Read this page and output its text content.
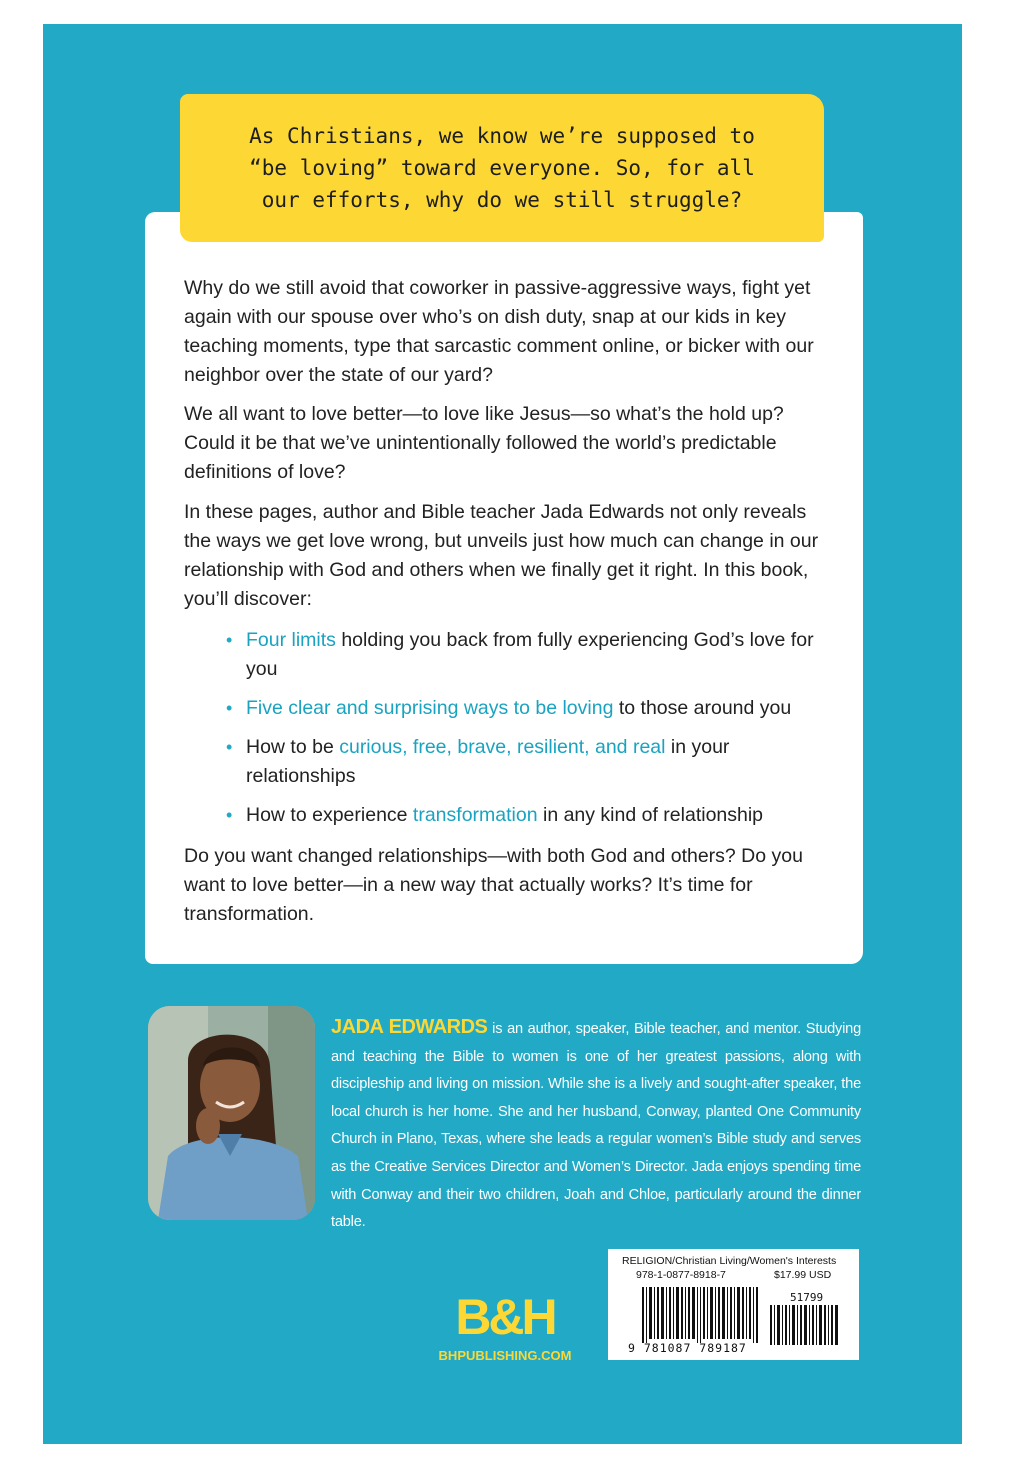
As Christians, we know we’re supposed to
“be loving” toward everyone. So, for all
our efforts, why do we still struggle?

Why do we still avoid that coworker in passive-aggressive ways, fight yet again with our spouse over who’s on dish duty, snap at our kids in key teaching moments, type that sarcastic comment online, or bicker with our neighbor over the state of our yard?

We all want to love better—to love like Jesus—so what’s the hold up? Could it be that we’ve unintentionally followed the world’s predictable definitions of love?

In these pages, author and Bible teacher Jada Edwards not only reveals the ways we get love wrong, but unveils just how much can change in our relationship with God and others when we finally get it right. In this book, you’ll discover:

• Four limits holding you back from fully experiencing God’s love for you
• Five clear and surprising ways to be loving to those around you
• How to be curious, free, brave, resilient, and real in your relationships
• How to experience transformation in any kind of relationship

Do you want changed relationships—with both God and others? Do you want to love better—in a new way that actually works? It’s time for transformation.

JADA EDWARDS is an author, speaker, Bible teacher, and mentor. Studying and teaching the Bible to women is one of her greatest passions, along with discipleship and living on mission. While she is a lively and sought-after speaker, the local church is her home. She and her husband, Conway, planted One Community Church in Plano, Texas, where she leads a regular women’s Bible study and serves as the Creative Services Director and Women’s Director. Jada enjoys spending time with Conway and their two children, Joah and Chloe, particularly around the dinner table.

B&H
BHPUBLISHING.COM
RELIGION/Christian Living/Women's Interests
978-1-0877-8918-7	$17.99 USD
51799
9 781087 789187
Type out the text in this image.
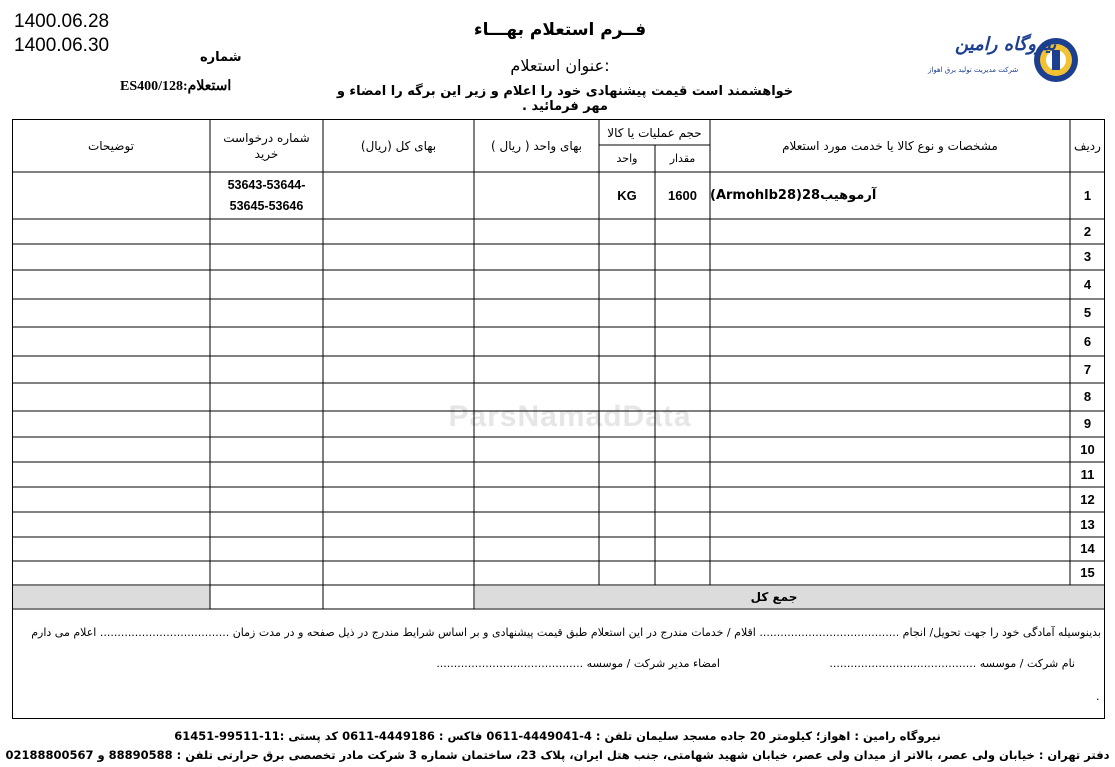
1400.06.28
1400.06.30
فــرم استعلام بهـــاء
عنوان استعلام:
خواهشمند است قیمت پیشنهادی خود را اعلام و زیر این برگه را امضاء و مهر فرمائید .
شماره
استعلام:ES400/128
نیروگاه رامین
شرکت مدیریت تولید برق اهواز
ParsNamadData
ردیف
مشخصات و نوع کالا یا خدمت مورد استعلام
حجم عملیات یا کالا
مقدار
واحد
بهای واحد ( ریال )
بهای کل (ریال)
شماره درخواست خرید
توضیحات
آرموهیب28(Armohlb28)
1600
KG
53643-53644-
53645-53646
1
2
3
4
5
6
7
8
9
10
11
12
13
14
15
جمع كل
بدینوسیله آمادگی خود را جهت تحویل/ انجام ........................................ اقلام / خدمات مندرج در این استعلام طبق قیمت پیشنهادی و بر اساس شرایط مندرج در ذیل صفحه و در مدت زمان ..................................... اعلام می دارم
نام شرکت / موسسه ..........................................
امضاء مدیر شرکت / موسسه ..........................................
.
نیروگاه رامین : اهواز؛ کیلومتر 20 جاده مسجد سلیمان تلفن : 4-4449041-0611 فاکس : 4449186-0611 کد پستی :11-99511-61451
دفتر تهران : خیابان ولی عصر، بالاتر از میدان ولی عصر، خیابان شهید شهامتی، جنب هتل ایران، پلاک 23، ساختمان شماره 3 شرکت مادر تخصصی برق حرارتی تلفن : 88890588 و 02188800567
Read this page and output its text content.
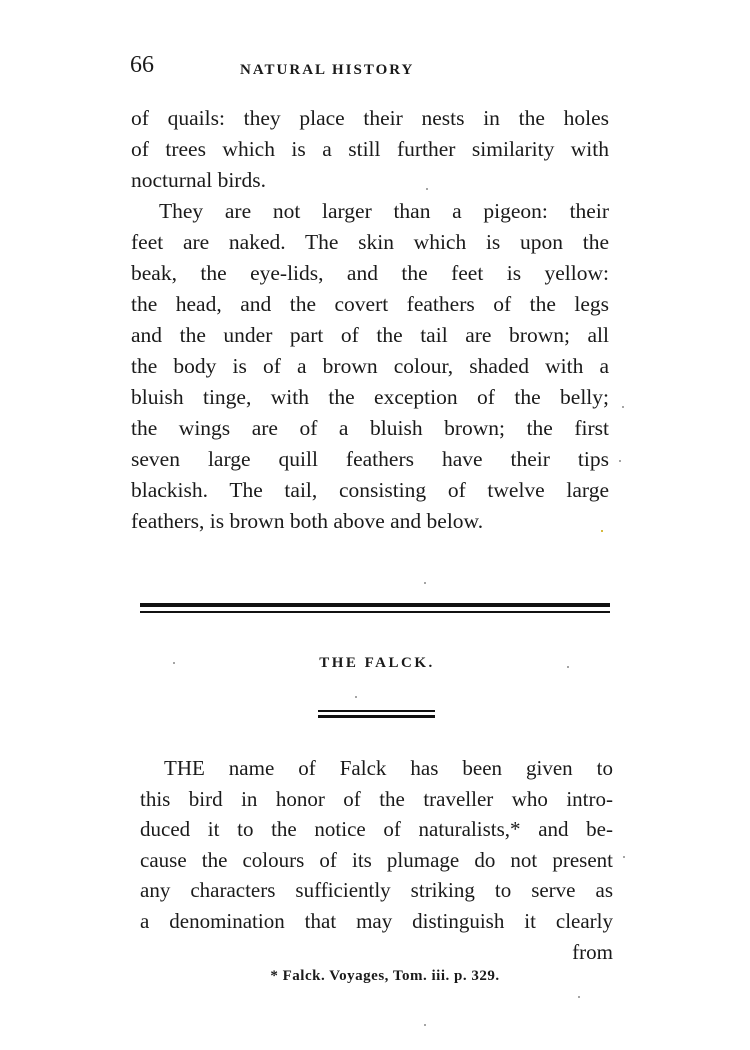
66	NATURAL HISTORY
of quails: they place their nests in the holes
of trees which is a still further similarity with
nocturnal birds.
They are not larger than a pigeon: their
feet are naked. The skin which is upon the
beak, the eye-lids, and the feet is yellow:
the head, and the covert feathers of the legs
and the under part of the tail are brown; all
the body is of a brown colour, shaded with a
bluish tinge, with the exception of the belly;
the wings are of a bluish brown; the first
seven large quill feathers have their tips
blackish. The tail, consisting of twelve large
feathers, is brown both above and below.
THE FALCK.
THE name of Falck has been given to
this bird in honor of the traveller who intro-
duced it to the notice of naturalists,* and be-
cause the colours of its plumage do not present
any characters sufficiently striking to serve as
a denomination that may distinguish it clearly
from
* Falck. Voyages, Tom. iii. p. 329.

══════════════════════════════

THE REQUEST:
Provide the number of lines in the entries that include "کالا", and no other text.

EXPECTED OUTPUT:
2